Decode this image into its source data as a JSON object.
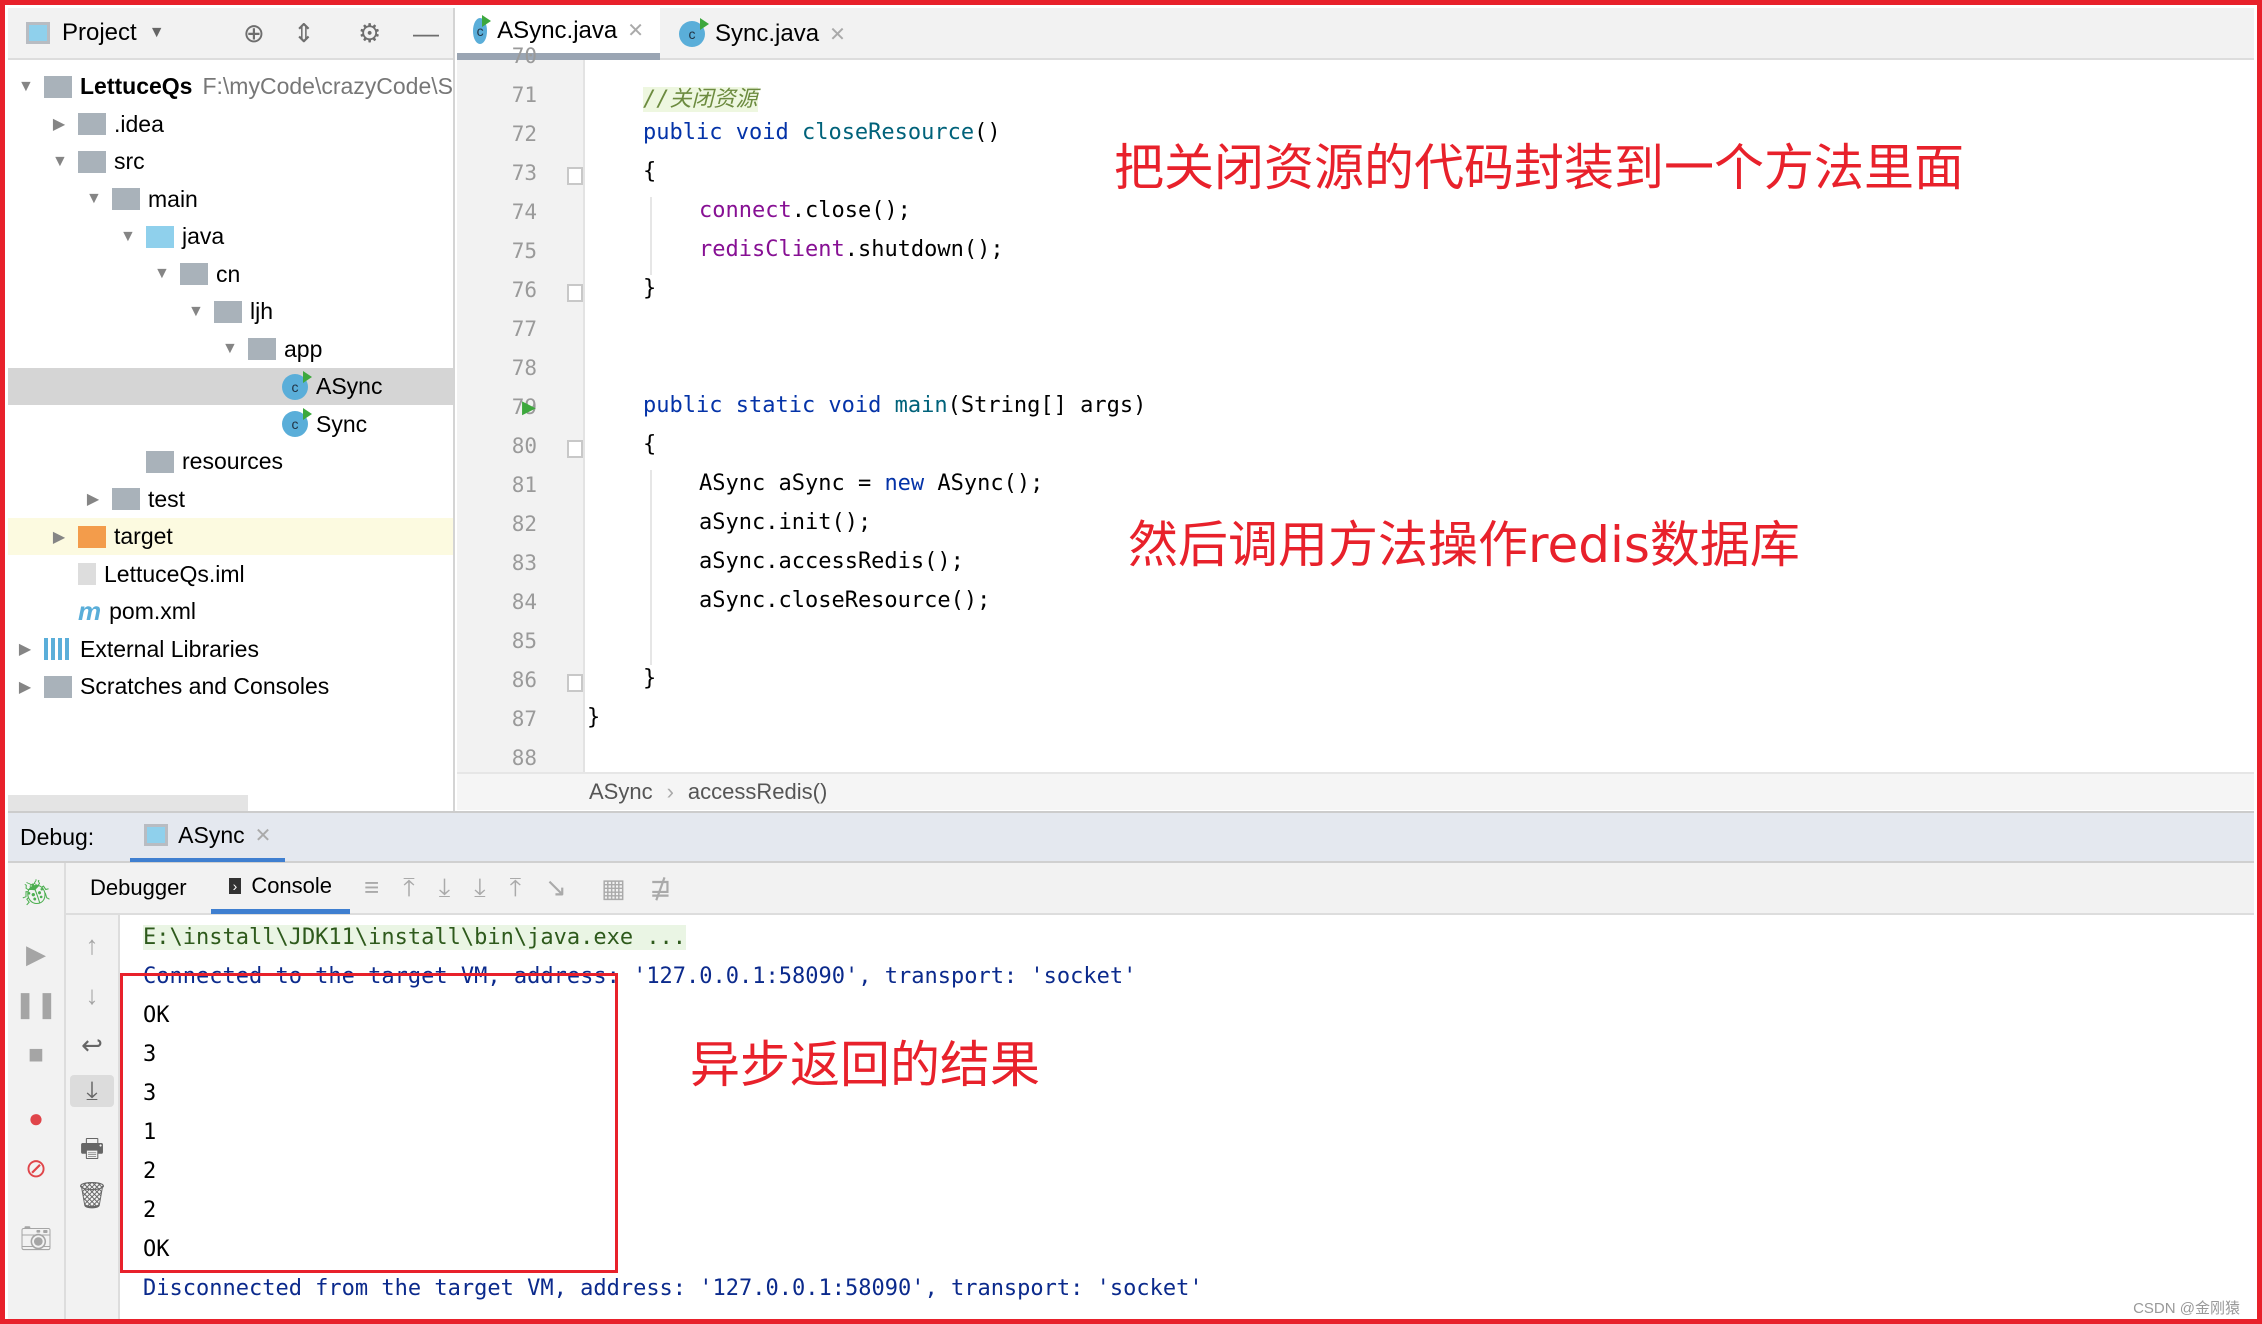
{
  "project_panel": {
    "title": "Project",
    "tree": [
      {
        "label": "LettuceQs",
        "path": "F:\\myCode\\crazyCode\\S",
        "depth": 0,
        "arrow": "down",
        "icon": "module-icon",
        "bold": true
      },
      {
        "label": ".idea",
        "depth": 1,
        "arrow": "right",
        "icon": "folder-icon"
      },
      {
        "label": "src",
        "depth": 1,
        "arrow": "down",
        "icon": "folder-icon"
      },
      {
        "label": "main",
        "depth": 2,
        "arrow": "down",
        "icon": "folder-icon"
      },
      {
        "label": "java",
        "depth": 3,
        "arrow": "down",
        "icon": "source-folder-icon"
      },
      {
        "label": "cn",
        "depth": 4,
        "arrow": "down",
        "icon": "package-icon"
      },
      {
        "label": "ljh",
        "depth": 5,
        "arrow": "down",
        "icon": "package-icon"
      },
      {
        "label": "app",
        "depth": 6,
        "arrow": "down",
        "icon": "package-icon"
      },
      {
        "label": "ASync",
        "depth": 7,
        "arrow": "",
        "icon": "java-class-icon",
        "selected": true
      },
      {
        "label": "Sync",
        "depth": 7,
        "arrow": "",
        "icon": "java-class-icon"
      },
      {
        "label": "resources",
        "depth": 3,
        "arrow": "",
        "icon": "resources-folder-icon"
      },
      {
        "label": "test",
        "depth": 2,
        "arrow": "right",
        "icon": "folder-icon"
      },
      {
        "label": "target",
        "depth": 1,
        "arrow": "right",
        "icon": "excluded-folder-icon",
        "highlight": true
      },
      {
        "label": "LettuceQs.iml",
        "depth": 1,
        "arrow": "",
        "icon": "iml-file-icon"
      },
      {
        "label": "pom.xml",
        "depth": 1,
        "arrow": "",
        "icon": "maven-icon"
      },
      {
        "label": "External Libraries",
        "depth": 0,
        "arrow": "right",
        "icon": "libraries-icon"
      },
      {
        "label": "Scratches and Consoles",
        "depth": 0,
        "arrow": "right",
        "icon": "scratches-icon"
      }
    ]
  },
  "editor": {
    "tabs": [
      {
        "label": "ASync.java",
        "active": true
      },
      {
        "label": "Sync.java",
        "active": false
      }
    ],
    "lines": [
      {
        "n": "70",
        "t": []
      },
      {
        "n": "71",
        "t": [
          {
            "c": "cm",
            "s": "//关闭资源"
          }
        ],
        "i": 1
      },
      {
        "n": "72",
        "t": [
          {
            "c": "kw",
            "s": "public void "
          },
          {
            "c": "fn",
            "s": "closeResource"
          },
          {
            "c": "",
            "s": "()"
          }
        ],
        "i": 1
      },
      {
        "n": "73",
        "t": [
          {
            "c": "",
            "s": "{"
          }
        ],
        "i": 1,
        "fold": true
      },
      {
        "n": "74",
        "t": [
          {
            "c": "fd",
            "s": "connect"
          },
          {
            "c": "",
            "s": ".close();"
          }
        ],
        "i": 2
      },
      {
        "n": "75",
        "t": [
          {
            "c": "fd",
            "s": "redisClient"
          },
          {
            "c": "",
            "s": ".shutdown();"
          }
        ],
        "i": 2
      },
      {
        "n": "76",
        "t": [
          {
            "c": "",
            "s": "}"
          }
        ],
        "i": 1,
        "fold": true
      },
      {
        "n": "77",
        "t": []
      },
      {
        "n": "78",
        "t": []
      },
      {
        "n": "79",
        "t": [
          {
            "c": "kw",
            "s": "public static void "
          },
          {
            "c": "fn",
            "s": "main"
          },
          {
            "c": "",
            "s": "(String[] args)"
          }
        ],
        "i": 1,
        "run": true
      },
      {
        "n": "80",
        "t": [
          {
            "c": "",
            "s": "{"
          }
        ],
        "i": 1,
        "fold": true
      },
      {
        "n": "81",
        "t": [
          {
            "c": "",
            "s": "ASync aSync = "
          },
          {
            "c": "kw",
            "s": "new"
          },
          {
            "c": "",
            "s": " ASync();"
          }
        ],
        "i": 2
      },
      {
        "n": "82",
        "t": [
          {
            "c": "",
            "s": "aSync.init();"
          }
        ],
        "i": 2
      },
      {
        "n": "83",
        "t": [
          {
            "c": "",
            "s": "aSync.accessRedis();"
          }
        ],
        "i": 2
      },
      {
        "n": "84",
        "t": [
          {
            "c": "",
            "s": "aSync.closeResource();"
          }
        ],
        "i": 2
      },
      {
        "n": "85",
        "t": []
      },
      {
        "n": "86",
        "t": [
          {
            "c": "",
            "s": "}"
          }
        ],
        "i": 1,
        "fold": true
      },
      {
        "n": "87",
        "t": [
          {
            "c": "",
            "s": "}"
          }
        ],
        "i": 0
      },
      {
        "n": "88",
        "t": []
      }
    ],
    "breadcrumb": [
      "ASync",
      "accessRedis()"
    ]
  },
  "debug": {
    "label": "Debug:",
    "session": "ASync",
    "tabs": [
      "Debugger",
      "Console"
    ],
    "console": [
      {
        "s": "E:\\install\\JDK11\\install\\bin\\java.exe ...",
        "c": "cmd"
      },
      {
        "s": "Connected to the target VM, address: '127.0.0.1:58090', transport: 'socket'",
        "c": "sys"
      },
      {
        "s": "OK",
        "c": ""
      },
      {
        "s": "3",
        "c": ""
      },
      {
        "s": "3",
        "c": ""
      },
      {
        "s": "1",
        "c": ""
      },
      {
        "s": "2",
        "c": ""
      },
      {
        "s": "2",
        "c": ""
      },
      {
        "s": "OK",
        "c": ""
      },
      {
        "s": "Disconnected from the target VM, address: '127.0.0.1:58090', transport: 'socket'",
        "c": "sys"
      }
    ]
  },
  "annotations": {
    "a1": "把关闭资源的代码封装到一个方法里面",
    "a2": "然后调用方法操作redis数据库",
    "a3": "异步返回的结果"
  },
  "watermark": "CSDN @金刚猿",
  "colors": {
    "annotation": "#e8212b",
    "keyword": "#0433a8",
    "field": "#871094",
    "console_sys": "#0b2a8c"
  }
}
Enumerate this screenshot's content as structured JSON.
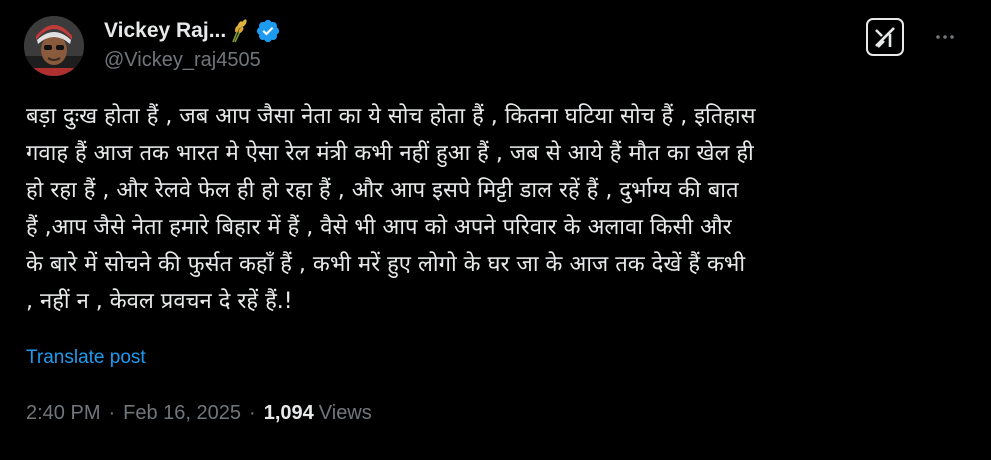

■ ■ ■ ■ ■ ■ ■

Task to complete:
Take the data above and repeat it exactly, leaving each picture out.

Exercise result:
Decode this image into its source data as a JSON object.
{
  "project_panel": {
    "title": "Project",
    "tree": [
      {
        "label": "LettuceQs",
        "path": "F:\\myCode\\crazyCode\\S",
        "depth": 0,
        "arrow": "down",
        "icon": "module-icon",
        "bold": true
      },
      {
        "label": ".idea",
        "depth": 1,
        "arrow": "right",
        "icon": "folder-icon"
      },
      {
        "label": "src",
        "depth": 1,
        "arrow": "down",
        "icon": "folder-icon"
      },
      {
        "label": "main",
        "depth": 2,
        "arrow": "down",
        "icon": "folder-icon"
      },
      {
        "label": "java",
        "depth": 3,
        "arrow": "down",
        "icon": "source-folder-icon"
      },
      {
        "label": "cn",
        "depth": 4,
        "arrow": "down",
        "icon": "package-icon"
      },
      {
        "label": "ljh",
        "depth": 5,
        "arrow": "down",
        "icon": "package-icon"
      },
      {
        "label": "app",
        "depth": 6,
        "arrow": "down",
        "icon": "package-icon"
      },
      {
        "label": "ASync",
        "depth": 7,
        "arrow": "",
        "icon": "java-class-icon",
        "selected": true
      },
      {
        "label": "Sync",
        "depth": 7,
        "arrow": "",
        "icon": "java-class-icon"
      },
      {
        "label": "resources",
        "depth": 3,
        "arrow": "",
        "icon": "resources-folder-icon"
      },
      {
        "label": "test",
        "depth": 2,
        "arrow": "right",
        "icon": "folder-icon"
      },
      {
        "label": "target",
        "depth": 1,
        "arrow": "right",
        "icon": "excluded-folder-icon",
        "highlight": true
      },
      {
        "label": "LettuceQs.iml",
        "depth": 1,
        "arrow": "",
        "icon": "iml-file-icon"
      },
      {
        "label": "pom.xml",
        "depth": 1,
        "arrow": "",
        "icon": "maven-icon"
      },
      {
        "label": "External Libraries",
        "depth": 0,
        "arrow": "right",
        "icon": "libraries-icon"
      },
      {
        "label": "Scratches and Consoles",
        "depth": 0,
        "arrow": "right",
        "icon": "scratches-icon"
      }
    ]
  },
  "editor": {
    "tabs": [
      {
        "label": "ASync.java",
        "active": true
      },
      {
        "label": "Sync.java",
        "active": false
      }
    ],
    "lines": [
      {
        "n": "70",
        "t": []
      },
      {
        "n": "71",
        "t": [
          {
            "c": "cm",
            "s": "//关闭资源"
          }
        ],
        "i": 1
      },
      {
        "n": "72",
        "t": [
          {
            "c": "kw",
            "s": "public void "
          },
          {
            "c": "fn",
            "s": "closeResource"
          },
          {
            "c": "",
            "s": "()"
          }
        ],
        "i": 1
      },
      {
        "n": "73",
        "t": [
          {
            "c": "",
            "s": "{"
          }
        ],
        "i": 1,
        "fold": true
      },
      {
        "n": "74",
        "t": [
          {
            "c": "fd",
            "s": "connect"
          },
          {
            "c": "",
            "s": ".close();"
          }
        ],
        "i": 2
      },
      {
        "n": "75",
        "t": [
          {
            "c": "fd",
            "s": "redisClient"
          },
          {
            "c": "",
            "s": ".shutdown();"
          }
        ],
        "i": 2
      },
      {
        "n": "76",
        "t": [
          {
            "c": "",
            "s": "}"
          }
        ],
        "i": 1,
        "fold": true
      },
      {
        "n": "77",
        "t": []
      },
      {
        "n": "78",
        "t": []
      },
      {
        "n": "79",
        "t": [
          {
            "c": "kw",
            "s": "public static void "
          },
          {
            "c": "fn",
            "s": "main"
          },
          {
            "c": "",
            "s": "(String[] args)"
          }
        ],
        "i": 1,
        "run": true
      },
      {
        "n": "80",
        "t": [
          {
            "c": "",
            "s": "{"
          }
        ],
        "i": 1,
        "fold": true
      },
      {
        "n": "81",
        "t": [
          {
            "c": "",
            "s": "ASync aSync = "
          },
          {
            "c": "kw",
            "s": "new"
          },
          {
            "c": "",
            "s": " ASync();"
          }
        ],
        "i": 2
      },
      {
        "n": "82",
        "t": [
          {
            "c": "",
            "s": "aSync.init();"
          }
        ],
        "i": 2
      },
      {
        "n": "83",
        "t": [
          {
            "c": "",
            "s": "aSync.accessRedis();"
          }
        ],
        "i": 2
      },
      {
        "n": "84",
        "t": [
          {
            "c": "",
            "s": "aSync.closeResource();"
          }
        ],
        "i": 2
      },
      {
        "n": "85",
        "t": []
      },
      {
        "n": "86",
        "t": [
          {
            "c": "",
            "s": "}"
          }
        ],
        "i": 1,
        "fold": true
      },
      {
        "n": "87",
        "t": [
          {
            "c": "",
            "s": "}"
          }
        ],
        "i": 0
      },
      {
        "n": "88",
        "t": []
      }
    ],
    "breadcrumb": [
      "ASync",
      "accessRedis()"
    ]
  },
  "debug": {
    "label": "Debug:",
    "session": "ASync",
    "tabs": [
      "Debugger",
      "Console"
    ],
    "console": [
      {
        "s": "E:\\install\\JDK11\\install\\bin\\java.exe ...",
        "c": "cmd"
      },
      {
        "s": "Connected to the target VM, address: '127.0.0.1:58090', transport: 'socket'",
        "c": "sys"
      },
      {
        "s": "OK",
        "c": ""
      },
      {
        "s": "3",
        "c": ""
      },
      {
        "s": "3",
        "c": ""
      },
      {
        "s": "1",
        "c": ""
      },
      {
        "s": "2",
        "c": ""
      },
      {
        "s": "2",
        "c": ""
      },
      {
        "s": "OK",
        "c": ""
      },
      {
        "s": "Disconnected from the target VM, address: '127.0.0.1:58090', transport: 'socket'",
        "c": "sys"
      }
    ]
  },
  "annotations": {
    "a1": "把关闭资源的代码封装到一个方法里面",
    "a2": "然后调用方法操作redis数据库",
    "a3": "异步返回的结果"
  },
  "watermark": "CSDN @金刚猿",
  "colors": {
    "annotation": "#e8212b",
    "keyword": "#0433a8",
    "field": "#871094",
    "console_sys": "#0b2a8c"
  }
}
Enumerate this screenshot's content as structured JSON.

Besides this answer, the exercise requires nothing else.